***** MATERIAL *****
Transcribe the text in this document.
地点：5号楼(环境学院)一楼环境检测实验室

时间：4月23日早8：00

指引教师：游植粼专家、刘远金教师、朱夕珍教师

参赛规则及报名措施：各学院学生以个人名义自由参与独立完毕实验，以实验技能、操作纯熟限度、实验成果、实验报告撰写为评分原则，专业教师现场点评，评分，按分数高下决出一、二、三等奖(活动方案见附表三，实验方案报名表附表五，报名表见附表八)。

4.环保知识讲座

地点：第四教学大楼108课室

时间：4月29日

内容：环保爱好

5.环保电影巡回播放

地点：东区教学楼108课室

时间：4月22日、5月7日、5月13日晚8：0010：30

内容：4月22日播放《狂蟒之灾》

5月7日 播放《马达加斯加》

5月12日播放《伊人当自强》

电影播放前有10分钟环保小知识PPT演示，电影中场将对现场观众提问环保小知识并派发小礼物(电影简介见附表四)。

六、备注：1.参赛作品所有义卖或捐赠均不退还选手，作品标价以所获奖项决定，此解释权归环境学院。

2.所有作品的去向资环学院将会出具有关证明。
*****
→ **EXERCISE BRIEF**
Take the material above and return all of it exactly.

→ **TASK ANSWER**
Transcribe the text in this document.
地点：5号楼(环境学院)一楼环境检测实验室

时间：4月23日早8：00

指引教师：游植粼专家、刘远金教师、朱夕珍教师

参赛规则及报名措施：各学院学生以个人名义自由参与独立完毕实验，以实验技能、操作纯熟限度、实验成果、实验报告撰写为评分原则，专业教师现场点评，评分，按分数高下决出一、二、三等奖(活动方案见附表三，实验方案报名表附表五，报名表见附表八)。

4.环保知识讲座

地点：第四教学大楼108课室

时间：4月29日

内容：环保爱好

5.环保电影巡回播放

地点：东区教学楼108课室

时间：4月22日、5月7日、5月13日晚8：0010：30

内容：4月22日播放《狂蟒之灾》

5月7日 播放《马达加斯加》

5月12日播放《伊人当自强》

电影播放前有10分钟环保小知识PPT演示，电影中场将对现场观众提问环保小知识并派发小礼物(电影简介见附表四)。

六、备注：1.参赛作品所有义卖或捐赠均不退还选手，作品标价以所获奖项决定，此解释权归环境学院。

2.所有作品的去向资环学院将会出具有关证明。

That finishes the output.